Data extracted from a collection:
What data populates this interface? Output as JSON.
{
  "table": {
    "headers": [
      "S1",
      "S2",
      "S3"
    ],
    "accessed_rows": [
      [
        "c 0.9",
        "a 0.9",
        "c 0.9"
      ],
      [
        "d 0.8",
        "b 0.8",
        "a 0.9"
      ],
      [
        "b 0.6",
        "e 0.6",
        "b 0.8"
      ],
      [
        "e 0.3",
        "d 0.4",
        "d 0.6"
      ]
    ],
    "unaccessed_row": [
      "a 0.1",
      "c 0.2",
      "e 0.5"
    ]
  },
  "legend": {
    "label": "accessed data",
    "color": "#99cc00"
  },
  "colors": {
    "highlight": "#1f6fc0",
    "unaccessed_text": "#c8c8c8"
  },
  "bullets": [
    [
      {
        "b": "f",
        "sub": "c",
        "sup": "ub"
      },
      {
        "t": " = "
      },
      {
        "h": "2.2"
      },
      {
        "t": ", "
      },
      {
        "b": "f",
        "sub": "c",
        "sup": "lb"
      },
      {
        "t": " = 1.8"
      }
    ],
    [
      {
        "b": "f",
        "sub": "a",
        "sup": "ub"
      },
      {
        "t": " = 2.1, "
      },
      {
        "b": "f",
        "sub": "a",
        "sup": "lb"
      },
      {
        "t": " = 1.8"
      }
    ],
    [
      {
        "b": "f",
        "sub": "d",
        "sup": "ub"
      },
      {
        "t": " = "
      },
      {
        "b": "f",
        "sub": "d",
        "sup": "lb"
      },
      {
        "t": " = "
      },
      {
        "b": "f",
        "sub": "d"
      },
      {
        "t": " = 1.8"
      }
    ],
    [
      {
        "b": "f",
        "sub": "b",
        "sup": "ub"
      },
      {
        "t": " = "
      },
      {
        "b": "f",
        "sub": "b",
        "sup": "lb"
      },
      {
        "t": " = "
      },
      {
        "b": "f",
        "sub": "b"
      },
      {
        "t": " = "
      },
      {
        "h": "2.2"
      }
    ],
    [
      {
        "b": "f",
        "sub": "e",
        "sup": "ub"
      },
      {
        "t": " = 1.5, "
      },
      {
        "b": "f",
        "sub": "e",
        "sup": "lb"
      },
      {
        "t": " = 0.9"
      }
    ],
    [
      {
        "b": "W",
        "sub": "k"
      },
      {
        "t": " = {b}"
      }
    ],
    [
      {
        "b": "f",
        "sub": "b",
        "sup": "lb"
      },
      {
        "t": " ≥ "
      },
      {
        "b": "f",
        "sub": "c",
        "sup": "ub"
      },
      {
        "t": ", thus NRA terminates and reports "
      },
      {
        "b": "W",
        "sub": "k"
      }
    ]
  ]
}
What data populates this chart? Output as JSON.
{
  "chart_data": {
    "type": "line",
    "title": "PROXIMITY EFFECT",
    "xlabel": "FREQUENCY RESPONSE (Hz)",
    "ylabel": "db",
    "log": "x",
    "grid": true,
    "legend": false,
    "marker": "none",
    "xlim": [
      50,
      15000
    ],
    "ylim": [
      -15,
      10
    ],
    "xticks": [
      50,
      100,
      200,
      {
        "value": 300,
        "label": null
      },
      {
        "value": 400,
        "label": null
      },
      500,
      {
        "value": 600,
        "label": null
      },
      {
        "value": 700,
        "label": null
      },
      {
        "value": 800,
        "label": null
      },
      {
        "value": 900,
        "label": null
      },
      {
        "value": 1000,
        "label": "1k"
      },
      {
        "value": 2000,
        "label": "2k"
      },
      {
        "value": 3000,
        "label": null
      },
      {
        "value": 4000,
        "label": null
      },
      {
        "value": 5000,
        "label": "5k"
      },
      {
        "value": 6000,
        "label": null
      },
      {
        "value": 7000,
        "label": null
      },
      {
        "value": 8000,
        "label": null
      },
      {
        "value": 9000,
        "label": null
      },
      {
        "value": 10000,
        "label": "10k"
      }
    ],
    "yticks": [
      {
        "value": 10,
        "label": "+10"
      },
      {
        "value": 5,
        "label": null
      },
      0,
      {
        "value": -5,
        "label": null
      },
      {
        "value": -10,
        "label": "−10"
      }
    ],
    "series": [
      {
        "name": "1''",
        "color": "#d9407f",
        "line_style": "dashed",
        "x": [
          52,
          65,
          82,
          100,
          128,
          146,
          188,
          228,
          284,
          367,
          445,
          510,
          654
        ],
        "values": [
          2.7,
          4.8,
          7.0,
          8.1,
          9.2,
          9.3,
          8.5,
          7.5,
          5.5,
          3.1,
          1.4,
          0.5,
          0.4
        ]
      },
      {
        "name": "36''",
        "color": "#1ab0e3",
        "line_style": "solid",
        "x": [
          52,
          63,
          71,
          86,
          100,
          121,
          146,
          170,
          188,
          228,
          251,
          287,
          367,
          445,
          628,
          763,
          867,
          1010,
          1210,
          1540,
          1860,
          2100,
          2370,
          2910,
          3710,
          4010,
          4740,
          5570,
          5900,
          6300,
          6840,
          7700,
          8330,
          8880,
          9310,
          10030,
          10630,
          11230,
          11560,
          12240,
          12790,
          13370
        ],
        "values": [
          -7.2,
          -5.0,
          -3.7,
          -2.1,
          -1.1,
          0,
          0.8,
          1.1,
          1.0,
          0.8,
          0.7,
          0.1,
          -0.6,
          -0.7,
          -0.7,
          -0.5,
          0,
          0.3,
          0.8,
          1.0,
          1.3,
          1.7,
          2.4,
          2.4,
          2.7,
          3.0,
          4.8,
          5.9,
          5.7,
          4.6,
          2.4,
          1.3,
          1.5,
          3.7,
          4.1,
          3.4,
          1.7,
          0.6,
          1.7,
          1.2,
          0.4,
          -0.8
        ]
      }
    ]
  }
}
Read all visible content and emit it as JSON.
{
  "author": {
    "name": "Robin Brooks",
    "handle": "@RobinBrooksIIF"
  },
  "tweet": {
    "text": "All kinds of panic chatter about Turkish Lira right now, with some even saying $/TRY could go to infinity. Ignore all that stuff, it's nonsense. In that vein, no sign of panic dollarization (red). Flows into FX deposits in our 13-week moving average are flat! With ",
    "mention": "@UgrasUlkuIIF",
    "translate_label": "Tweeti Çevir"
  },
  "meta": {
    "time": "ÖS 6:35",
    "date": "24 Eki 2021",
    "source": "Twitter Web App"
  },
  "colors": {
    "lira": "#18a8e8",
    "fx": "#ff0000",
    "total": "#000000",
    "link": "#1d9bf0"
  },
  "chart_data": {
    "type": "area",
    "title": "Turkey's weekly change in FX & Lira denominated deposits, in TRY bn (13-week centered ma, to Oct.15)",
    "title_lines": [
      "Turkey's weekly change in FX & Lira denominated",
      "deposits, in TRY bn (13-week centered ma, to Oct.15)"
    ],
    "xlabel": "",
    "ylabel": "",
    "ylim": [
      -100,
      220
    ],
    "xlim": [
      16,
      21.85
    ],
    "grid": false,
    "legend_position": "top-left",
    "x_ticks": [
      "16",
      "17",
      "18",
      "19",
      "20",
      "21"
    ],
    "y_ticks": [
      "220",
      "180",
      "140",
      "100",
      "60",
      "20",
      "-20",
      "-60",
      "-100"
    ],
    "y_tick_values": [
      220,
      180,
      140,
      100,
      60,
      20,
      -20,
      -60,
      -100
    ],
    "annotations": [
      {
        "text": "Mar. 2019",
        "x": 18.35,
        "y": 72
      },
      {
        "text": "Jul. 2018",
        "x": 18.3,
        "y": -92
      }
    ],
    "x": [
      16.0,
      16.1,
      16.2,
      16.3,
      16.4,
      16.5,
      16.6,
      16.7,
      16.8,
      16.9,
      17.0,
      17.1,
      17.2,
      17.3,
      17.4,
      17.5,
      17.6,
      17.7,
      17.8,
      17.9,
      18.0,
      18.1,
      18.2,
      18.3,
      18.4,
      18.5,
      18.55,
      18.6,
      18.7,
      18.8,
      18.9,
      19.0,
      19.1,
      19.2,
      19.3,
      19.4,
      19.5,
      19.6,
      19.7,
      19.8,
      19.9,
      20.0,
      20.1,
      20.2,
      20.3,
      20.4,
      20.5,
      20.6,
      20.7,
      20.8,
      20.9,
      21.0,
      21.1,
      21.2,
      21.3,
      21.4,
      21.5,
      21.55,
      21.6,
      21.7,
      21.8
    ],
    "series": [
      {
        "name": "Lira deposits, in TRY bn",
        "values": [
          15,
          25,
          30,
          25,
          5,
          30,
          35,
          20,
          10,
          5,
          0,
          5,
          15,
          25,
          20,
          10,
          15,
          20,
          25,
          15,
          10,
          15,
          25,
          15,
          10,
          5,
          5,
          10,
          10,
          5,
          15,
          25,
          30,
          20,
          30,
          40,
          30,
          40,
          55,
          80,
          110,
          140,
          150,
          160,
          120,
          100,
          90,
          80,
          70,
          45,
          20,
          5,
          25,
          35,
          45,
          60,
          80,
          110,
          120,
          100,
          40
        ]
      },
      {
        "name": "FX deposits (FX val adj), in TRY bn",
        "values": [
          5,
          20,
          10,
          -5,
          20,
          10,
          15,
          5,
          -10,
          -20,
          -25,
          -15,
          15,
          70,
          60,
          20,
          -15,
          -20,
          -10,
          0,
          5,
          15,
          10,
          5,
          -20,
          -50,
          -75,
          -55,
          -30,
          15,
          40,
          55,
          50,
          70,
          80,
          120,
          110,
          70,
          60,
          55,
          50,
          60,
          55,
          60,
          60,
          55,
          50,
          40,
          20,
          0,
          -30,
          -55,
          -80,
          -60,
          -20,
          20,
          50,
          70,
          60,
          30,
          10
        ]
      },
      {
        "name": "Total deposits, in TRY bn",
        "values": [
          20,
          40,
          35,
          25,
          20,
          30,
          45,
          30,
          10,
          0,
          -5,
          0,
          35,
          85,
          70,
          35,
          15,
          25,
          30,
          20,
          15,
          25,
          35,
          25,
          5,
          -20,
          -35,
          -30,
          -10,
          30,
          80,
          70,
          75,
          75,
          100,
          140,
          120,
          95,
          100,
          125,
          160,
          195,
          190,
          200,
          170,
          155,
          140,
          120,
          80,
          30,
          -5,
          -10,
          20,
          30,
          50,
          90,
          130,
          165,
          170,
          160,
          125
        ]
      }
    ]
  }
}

PROMPT:
Looking at the material above, count the lines that hold "weekly" and give the total alone.

RESPONSE BELOW:
2